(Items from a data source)
====================
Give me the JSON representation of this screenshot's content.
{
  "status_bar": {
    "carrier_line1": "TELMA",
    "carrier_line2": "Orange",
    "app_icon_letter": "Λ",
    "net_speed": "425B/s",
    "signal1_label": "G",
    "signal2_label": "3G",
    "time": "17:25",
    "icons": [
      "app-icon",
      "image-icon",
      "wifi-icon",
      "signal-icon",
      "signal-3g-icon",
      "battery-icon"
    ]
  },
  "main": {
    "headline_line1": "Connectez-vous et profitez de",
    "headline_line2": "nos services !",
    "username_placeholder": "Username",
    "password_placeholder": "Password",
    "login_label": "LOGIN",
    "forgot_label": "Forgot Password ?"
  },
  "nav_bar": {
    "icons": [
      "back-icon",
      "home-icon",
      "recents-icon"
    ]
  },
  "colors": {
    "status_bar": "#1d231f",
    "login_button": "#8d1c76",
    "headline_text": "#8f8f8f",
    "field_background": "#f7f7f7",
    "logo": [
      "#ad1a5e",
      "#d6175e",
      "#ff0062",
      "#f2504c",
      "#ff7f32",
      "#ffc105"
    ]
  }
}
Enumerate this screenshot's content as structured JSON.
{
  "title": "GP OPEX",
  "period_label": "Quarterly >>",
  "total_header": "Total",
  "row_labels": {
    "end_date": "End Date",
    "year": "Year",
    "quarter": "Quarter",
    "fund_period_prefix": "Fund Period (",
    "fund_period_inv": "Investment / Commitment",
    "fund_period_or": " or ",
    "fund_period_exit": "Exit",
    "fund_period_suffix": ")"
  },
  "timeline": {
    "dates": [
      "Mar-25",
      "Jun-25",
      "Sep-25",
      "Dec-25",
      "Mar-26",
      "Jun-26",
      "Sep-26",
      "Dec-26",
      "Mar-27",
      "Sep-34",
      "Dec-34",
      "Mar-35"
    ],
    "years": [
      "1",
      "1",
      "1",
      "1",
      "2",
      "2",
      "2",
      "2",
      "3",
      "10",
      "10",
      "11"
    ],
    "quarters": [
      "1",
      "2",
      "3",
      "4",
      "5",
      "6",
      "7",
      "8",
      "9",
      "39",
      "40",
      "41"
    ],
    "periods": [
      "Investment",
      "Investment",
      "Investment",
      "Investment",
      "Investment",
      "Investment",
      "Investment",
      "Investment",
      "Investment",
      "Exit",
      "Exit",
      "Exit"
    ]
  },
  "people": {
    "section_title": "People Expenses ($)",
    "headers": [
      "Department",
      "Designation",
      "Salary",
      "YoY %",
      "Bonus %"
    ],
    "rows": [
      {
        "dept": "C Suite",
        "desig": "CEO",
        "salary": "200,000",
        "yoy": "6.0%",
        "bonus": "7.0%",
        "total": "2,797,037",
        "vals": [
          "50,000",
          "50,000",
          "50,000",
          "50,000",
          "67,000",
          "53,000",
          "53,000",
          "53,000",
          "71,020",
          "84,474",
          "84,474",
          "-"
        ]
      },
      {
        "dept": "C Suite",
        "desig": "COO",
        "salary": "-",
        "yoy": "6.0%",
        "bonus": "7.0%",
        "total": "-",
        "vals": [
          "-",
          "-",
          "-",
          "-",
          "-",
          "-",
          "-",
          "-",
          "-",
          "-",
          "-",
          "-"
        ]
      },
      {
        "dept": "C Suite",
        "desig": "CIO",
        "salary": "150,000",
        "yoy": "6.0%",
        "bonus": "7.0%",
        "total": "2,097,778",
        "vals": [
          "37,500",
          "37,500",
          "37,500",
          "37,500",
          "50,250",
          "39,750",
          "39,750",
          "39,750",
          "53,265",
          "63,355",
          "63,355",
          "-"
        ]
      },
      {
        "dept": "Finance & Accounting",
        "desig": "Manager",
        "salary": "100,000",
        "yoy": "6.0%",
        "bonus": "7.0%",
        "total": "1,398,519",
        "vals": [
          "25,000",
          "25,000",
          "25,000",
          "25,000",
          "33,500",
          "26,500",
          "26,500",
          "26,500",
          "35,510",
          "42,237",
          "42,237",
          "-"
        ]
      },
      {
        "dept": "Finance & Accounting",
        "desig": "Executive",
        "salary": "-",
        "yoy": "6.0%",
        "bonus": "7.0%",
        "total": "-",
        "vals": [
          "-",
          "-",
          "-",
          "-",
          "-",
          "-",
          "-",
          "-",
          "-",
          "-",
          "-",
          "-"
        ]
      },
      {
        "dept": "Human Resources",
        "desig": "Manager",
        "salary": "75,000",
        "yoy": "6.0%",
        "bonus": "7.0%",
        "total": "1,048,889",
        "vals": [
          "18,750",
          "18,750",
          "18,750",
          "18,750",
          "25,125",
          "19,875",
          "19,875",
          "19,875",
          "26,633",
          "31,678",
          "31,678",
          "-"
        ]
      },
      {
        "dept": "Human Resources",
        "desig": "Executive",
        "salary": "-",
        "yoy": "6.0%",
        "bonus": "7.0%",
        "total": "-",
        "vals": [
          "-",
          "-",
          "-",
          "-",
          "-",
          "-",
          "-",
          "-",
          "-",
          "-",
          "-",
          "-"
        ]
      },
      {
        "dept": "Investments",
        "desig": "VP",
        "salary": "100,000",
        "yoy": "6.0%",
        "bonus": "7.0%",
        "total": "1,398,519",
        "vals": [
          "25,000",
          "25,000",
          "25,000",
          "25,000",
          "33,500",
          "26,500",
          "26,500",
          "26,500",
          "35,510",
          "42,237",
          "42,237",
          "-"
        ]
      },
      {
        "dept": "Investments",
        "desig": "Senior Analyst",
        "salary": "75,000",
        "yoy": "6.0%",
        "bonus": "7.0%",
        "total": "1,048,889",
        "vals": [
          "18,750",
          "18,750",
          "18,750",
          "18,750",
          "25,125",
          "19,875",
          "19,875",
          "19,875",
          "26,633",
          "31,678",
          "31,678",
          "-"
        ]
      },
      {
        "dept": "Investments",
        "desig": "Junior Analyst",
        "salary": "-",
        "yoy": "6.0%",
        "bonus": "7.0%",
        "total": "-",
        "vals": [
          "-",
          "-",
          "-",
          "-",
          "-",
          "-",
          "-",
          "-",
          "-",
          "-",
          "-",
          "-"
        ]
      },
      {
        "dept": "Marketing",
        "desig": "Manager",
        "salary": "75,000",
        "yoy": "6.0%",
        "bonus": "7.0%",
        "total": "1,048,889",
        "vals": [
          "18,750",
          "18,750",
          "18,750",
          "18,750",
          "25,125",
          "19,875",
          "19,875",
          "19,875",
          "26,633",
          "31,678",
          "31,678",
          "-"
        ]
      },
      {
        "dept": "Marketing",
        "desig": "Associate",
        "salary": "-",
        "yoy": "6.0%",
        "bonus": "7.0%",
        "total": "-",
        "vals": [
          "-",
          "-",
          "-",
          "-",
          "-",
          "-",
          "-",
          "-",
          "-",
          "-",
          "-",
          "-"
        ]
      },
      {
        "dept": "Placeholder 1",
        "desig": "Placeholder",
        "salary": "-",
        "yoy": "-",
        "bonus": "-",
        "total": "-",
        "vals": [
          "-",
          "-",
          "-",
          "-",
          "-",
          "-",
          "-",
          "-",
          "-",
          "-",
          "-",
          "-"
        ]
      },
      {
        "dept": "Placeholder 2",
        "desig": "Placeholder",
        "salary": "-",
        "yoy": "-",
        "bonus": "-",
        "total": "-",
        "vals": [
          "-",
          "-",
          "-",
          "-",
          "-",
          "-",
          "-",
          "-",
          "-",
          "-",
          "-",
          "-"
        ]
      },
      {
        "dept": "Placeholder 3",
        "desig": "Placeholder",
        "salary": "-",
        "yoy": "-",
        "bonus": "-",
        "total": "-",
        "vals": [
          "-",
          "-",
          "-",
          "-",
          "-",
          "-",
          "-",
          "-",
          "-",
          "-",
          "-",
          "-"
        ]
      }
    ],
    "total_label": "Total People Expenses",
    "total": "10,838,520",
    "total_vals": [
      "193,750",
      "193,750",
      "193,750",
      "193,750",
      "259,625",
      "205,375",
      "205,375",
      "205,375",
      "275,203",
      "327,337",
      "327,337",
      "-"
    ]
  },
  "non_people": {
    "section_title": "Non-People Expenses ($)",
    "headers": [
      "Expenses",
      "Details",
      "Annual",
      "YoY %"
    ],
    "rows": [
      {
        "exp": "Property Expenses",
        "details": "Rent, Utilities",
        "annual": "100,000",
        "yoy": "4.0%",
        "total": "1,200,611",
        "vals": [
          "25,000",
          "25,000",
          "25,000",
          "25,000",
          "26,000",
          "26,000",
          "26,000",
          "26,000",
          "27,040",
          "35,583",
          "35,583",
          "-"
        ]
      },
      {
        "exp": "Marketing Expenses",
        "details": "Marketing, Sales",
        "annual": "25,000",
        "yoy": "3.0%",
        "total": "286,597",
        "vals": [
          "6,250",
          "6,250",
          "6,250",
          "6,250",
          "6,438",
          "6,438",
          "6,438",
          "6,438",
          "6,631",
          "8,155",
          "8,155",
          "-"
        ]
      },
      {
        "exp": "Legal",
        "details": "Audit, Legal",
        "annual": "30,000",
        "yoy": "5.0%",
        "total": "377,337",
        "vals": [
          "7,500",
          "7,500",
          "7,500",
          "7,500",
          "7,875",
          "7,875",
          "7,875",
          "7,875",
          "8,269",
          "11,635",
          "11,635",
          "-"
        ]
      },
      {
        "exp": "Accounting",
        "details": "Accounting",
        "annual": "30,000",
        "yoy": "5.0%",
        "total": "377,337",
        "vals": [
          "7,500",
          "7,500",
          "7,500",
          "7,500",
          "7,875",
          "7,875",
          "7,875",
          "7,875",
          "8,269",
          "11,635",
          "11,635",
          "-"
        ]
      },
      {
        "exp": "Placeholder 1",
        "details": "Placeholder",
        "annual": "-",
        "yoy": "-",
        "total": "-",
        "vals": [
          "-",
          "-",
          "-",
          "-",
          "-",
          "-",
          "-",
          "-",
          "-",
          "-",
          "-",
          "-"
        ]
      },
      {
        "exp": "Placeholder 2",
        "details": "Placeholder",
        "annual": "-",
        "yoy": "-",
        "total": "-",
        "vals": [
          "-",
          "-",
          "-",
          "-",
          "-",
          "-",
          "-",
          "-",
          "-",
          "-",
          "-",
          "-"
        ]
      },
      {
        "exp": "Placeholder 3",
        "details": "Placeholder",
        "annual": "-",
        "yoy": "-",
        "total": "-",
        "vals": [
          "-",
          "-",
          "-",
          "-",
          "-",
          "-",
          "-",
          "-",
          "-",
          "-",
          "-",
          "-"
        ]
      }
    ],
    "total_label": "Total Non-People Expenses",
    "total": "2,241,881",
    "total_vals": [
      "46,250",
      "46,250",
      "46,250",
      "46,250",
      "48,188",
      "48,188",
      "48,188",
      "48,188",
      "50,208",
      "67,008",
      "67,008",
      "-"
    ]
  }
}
====================
WORK TO COMPLETE: Across the entries above, how many lines contain "JSON"? Provide only the count.

ANSWER TO THE EXERCISE: 2